Count the lines below that contain the word "области", and give only that number.

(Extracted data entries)
-- begin --

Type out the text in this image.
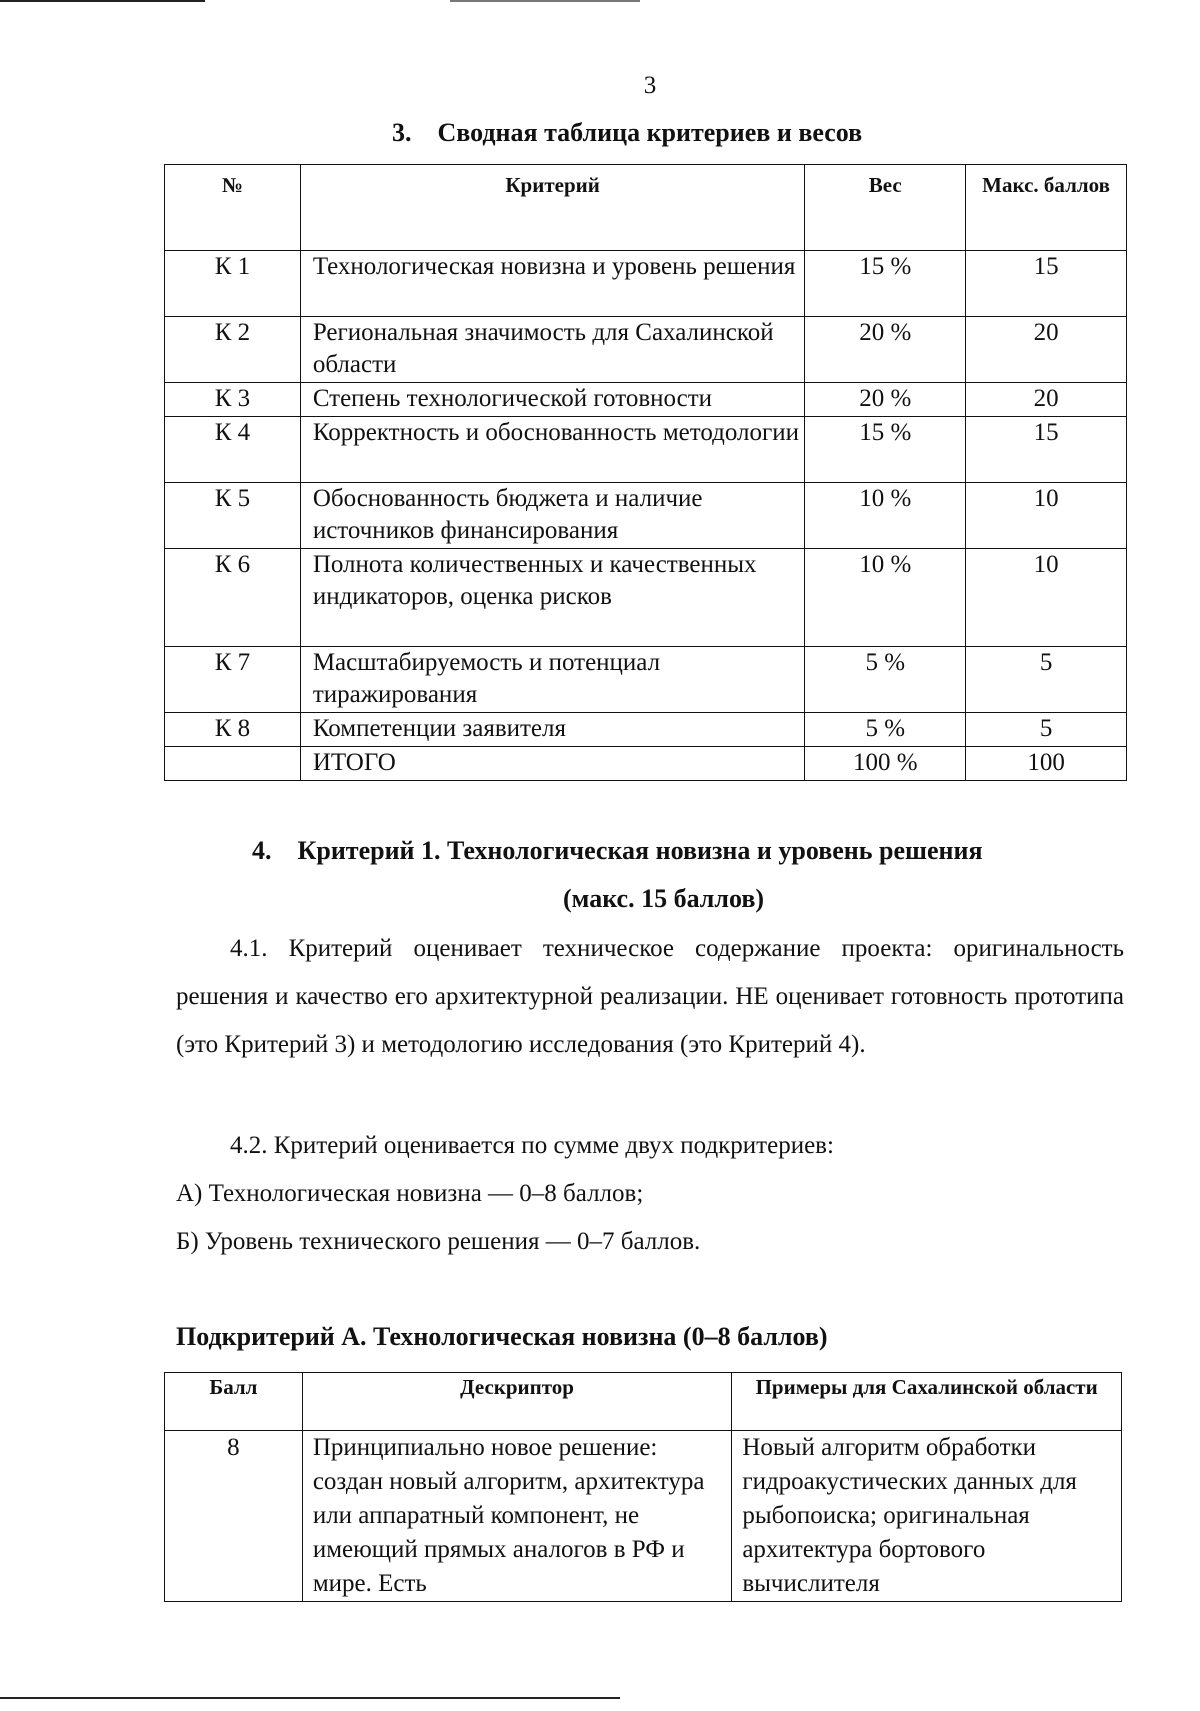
3
3. Сводная таблица критериев и весов
№	Критерий	Вес	Макс. баллов
К 1	Технологическая новизна и уровень решения	15 %	15
К 2	Региональная значимость для Сахалинской области	20 %	20
К 3	Степень технологической готовности	20 %	20
К 4	Корректность и обоснованность методологии	15 %	15
К 5	Обоснованность бюджета и наличие источников финансирования	10 %	10
К 6	Полнота количественных и качественных индикаторов, оценка рисков	10 %	10
К 7	Масштабируемость и потенциал тиражирования	5 %	5
К 8	Компетенции заявителя	5 %	5
	ИТОГО	100 %	100
4. Критерий 1. Технологическая новизна и уровень решения
(макс. 15 баллов)
4.1. Критерий оценивает техническое содержание проекта: оригинальность решения и качество его архитектурной реализации. НЕ оценивает готовность прототипа (это Критерий 3) и методологию исследования (это Критерий 4).
4.2. Критерий оценивается по сумме двух подкритериев:
А) Технологическая новизна — 0–8 баллов;
Б) Уровень технического решения — 0–7 баллов.
Подкритерий А. Технологическая новизна (0–8 баллов)
Балл	Дескриптор	Примеры для Сахалинской области
8	Принципиально новое решение: создан новый алгоритм, архитектура или аппаратный компонент, не имеющий прямых аналогов в РФ и мире. Есть	Новый алгоритм обработки гидроакустических данных для рыбопоиска; оригинальная архитектура бортового вычислителя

-- end --

_Task answer_
2